[Stored data]
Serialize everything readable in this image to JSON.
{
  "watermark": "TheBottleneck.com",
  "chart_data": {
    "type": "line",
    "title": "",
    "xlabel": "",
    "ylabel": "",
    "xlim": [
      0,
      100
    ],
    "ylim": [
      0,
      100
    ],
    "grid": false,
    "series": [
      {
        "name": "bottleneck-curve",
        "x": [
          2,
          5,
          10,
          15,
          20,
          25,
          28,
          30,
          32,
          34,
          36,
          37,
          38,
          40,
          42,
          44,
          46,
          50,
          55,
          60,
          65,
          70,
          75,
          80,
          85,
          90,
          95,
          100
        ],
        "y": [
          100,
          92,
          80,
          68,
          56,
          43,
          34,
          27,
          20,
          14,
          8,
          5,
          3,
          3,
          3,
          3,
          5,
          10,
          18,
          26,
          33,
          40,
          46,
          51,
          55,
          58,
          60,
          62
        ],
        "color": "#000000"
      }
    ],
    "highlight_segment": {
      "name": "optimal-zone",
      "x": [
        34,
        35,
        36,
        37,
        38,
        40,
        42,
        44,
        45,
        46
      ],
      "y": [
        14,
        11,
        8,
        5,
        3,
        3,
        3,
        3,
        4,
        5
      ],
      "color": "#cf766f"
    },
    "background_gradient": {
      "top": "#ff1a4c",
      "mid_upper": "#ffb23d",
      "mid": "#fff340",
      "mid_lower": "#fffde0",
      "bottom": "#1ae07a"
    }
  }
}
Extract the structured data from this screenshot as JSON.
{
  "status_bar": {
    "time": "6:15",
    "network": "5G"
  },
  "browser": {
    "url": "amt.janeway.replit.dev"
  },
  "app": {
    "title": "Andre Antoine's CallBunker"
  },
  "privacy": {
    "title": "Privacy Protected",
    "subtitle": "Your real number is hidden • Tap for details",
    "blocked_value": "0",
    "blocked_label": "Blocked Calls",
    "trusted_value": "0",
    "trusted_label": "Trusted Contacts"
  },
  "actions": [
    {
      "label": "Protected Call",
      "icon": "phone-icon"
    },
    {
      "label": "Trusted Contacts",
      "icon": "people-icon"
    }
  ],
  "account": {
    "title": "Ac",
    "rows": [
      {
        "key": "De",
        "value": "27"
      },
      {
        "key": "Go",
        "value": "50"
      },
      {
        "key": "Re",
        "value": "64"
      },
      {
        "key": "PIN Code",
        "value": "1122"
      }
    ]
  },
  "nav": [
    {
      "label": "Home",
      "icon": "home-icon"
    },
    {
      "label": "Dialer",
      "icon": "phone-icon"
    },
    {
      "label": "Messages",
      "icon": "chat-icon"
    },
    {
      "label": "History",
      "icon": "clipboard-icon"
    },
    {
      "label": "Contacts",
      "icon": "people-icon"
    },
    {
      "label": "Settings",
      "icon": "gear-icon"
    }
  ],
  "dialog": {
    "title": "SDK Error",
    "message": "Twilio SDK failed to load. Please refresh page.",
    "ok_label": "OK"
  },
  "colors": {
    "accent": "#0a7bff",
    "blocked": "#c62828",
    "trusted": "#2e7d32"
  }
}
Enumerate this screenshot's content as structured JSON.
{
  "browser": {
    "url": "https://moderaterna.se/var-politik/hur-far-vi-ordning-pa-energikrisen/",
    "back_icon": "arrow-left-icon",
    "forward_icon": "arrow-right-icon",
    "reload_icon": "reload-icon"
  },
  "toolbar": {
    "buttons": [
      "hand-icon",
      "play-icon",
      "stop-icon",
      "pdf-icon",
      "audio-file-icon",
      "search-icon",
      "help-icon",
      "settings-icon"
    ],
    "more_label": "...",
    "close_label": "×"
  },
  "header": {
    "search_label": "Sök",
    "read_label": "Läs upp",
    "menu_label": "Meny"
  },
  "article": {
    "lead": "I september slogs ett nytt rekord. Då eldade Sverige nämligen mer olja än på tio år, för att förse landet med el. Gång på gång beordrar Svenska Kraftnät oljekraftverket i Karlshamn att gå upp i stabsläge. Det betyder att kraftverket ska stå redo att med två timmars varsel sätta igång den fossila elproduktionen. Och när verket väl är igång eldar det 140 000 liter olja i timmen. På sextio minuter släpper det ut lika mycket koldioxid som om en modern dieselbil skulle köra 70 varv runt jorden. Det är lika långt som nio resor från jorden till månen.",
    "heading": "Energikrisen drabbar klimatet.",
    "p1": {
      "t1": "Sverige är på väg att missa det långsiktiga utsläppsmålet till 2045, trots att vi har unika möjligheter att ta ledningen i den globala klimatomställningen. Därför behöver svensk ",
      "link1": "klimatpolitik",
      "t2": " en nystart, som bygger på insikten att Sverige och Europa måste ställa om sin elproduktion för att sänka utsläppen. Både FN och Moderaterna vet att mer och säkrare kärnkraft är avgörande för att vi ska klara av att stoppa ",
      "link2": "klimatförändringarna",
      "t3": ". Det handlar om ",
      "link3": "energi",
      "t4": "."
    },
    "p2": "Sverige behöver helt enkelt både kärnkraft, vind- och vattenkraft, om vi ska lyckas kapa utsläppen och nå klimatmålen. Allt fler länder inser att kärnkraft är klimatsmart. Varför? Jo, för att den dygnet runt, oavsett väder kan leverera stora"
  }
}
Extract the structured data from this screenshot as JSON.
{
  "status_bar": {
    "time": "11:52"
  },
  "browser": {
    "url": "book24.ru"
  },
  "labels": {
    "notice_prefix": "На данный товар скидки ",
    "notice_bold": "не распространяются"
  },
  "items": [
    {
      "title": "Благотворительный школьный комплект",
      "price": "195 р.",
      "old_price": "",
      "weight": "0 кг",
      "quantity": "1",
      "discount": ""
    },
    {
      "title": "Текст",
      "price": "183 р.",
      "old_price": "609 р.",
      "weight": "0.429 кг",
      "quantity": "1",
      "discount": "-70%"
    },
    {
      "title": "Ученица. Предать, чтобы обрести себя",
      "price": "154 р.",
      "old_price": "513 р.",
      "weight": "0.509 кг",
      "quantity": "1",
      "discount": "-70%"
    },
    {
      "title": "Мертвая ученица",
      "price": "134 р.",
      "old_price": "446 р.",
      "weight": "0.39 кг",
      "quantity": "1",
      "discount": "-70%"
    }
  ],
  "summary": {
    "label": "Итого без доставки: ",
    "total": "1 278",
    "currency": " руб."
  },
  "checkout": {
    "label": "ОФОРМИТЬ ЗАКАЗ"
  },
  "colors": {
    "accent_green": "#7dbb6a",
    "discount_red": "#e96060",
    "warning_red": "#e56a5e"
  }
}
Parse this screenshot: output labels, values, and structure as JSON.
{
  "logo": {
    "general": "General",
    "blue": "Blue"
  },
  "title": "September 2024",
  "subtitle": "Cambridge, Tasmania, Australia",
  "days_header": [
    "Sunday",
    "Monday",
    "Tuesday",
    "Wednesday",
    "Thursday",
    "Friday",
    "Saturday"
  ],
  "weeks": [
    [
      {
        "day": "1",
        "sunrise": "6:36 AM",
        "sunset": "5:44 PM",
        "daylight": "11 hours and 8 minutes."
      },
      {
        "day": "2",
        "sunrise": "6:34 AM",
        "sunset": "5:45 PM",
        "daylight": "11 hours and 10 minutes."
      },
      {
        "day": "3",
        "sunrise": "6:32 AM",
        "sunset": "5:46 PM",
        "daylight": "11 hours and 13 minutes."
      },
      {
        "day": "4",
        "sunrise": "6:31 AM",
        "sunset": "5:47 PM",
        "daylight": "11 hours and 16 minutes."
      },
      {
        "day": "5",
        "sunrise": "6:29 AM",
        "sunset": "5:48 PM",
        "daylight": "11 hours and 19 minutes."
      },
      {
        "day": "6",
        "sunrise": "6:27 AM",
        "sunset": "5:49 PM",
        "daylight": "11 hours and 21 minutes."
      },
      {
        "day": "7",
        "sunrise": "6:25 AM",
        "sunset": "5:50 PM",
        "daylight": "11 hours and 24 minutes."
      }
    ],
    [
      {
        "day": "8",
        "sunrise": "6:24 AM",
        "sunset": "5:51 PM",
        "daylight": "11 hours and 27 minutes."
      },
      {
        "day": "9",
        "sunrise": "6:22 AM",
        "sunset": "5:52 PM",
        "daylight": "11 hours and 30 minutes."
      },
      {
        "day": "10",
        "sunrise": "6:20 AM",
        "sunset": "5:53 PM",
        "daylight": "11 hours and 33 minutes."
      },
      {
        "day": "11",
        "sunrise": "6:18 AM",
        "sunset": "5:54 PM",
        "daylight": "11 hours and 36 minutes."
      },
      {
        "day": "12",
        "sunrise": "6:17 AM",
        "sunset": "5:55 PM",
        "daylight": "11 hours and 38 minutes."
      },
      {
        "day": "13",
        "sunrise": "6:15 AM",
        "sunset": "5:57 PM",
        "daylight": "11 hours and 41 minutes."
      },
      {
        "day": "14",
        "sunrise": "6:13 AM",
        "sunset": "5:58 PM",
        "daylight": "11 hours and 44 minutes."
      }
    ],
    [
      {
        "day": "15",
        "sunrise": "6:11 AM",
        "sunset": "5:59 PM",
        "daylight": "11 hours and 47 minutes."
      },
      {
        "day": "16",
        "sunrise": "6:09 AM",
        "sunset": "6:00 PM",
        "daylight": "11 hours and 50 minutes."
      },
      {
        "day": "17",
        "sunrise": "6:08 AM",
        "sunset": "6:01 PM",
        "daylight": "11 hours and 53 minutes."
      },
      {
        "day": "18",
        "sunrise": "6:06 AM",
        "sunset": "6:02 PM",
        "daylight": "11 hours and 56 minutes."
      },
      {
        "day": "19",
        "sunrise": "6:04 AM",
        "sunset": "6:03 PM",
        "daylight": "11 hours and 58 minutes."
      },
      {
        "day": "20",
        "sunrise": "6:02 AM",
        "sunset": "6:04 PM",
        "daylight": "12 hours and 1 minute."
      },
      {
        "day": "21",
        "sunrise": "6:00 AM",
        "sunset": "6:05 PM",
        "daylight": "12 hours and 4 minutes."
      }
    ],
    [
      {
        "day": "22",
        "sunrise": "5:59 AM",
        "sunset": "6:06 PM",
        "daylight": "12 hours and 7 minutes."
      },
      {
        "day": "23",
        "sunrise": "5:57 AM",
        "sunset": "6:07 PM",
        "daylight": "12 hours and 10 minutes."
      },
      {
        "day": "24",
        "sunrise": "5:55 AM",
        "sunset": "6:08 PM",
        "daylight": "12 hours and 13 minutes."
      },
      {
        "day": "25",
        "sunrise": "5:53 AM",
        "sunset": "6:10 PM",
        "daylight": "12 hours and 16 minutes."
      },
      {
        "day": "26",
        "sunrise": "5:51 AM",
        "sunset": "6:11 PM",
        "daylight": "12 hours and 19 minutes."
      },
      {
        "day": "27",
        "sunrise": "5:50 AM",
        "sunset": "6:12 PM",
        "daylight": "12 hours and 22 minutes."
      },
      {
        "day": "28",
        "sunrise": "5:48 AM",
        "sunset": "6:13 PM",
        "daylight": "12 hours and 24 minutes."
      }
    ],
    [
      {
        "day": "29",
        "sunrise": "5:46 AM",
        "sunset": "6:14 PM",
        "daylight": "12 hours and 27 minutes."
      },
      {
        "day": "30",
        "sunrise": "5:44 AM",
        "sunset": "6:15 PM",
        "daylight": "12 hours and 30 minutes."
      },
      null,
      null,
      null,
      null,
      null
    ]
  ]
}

Required work: How many lines of the listing above include the word "Contacts"? Reply with the number alone.

Answer to this exercise: 3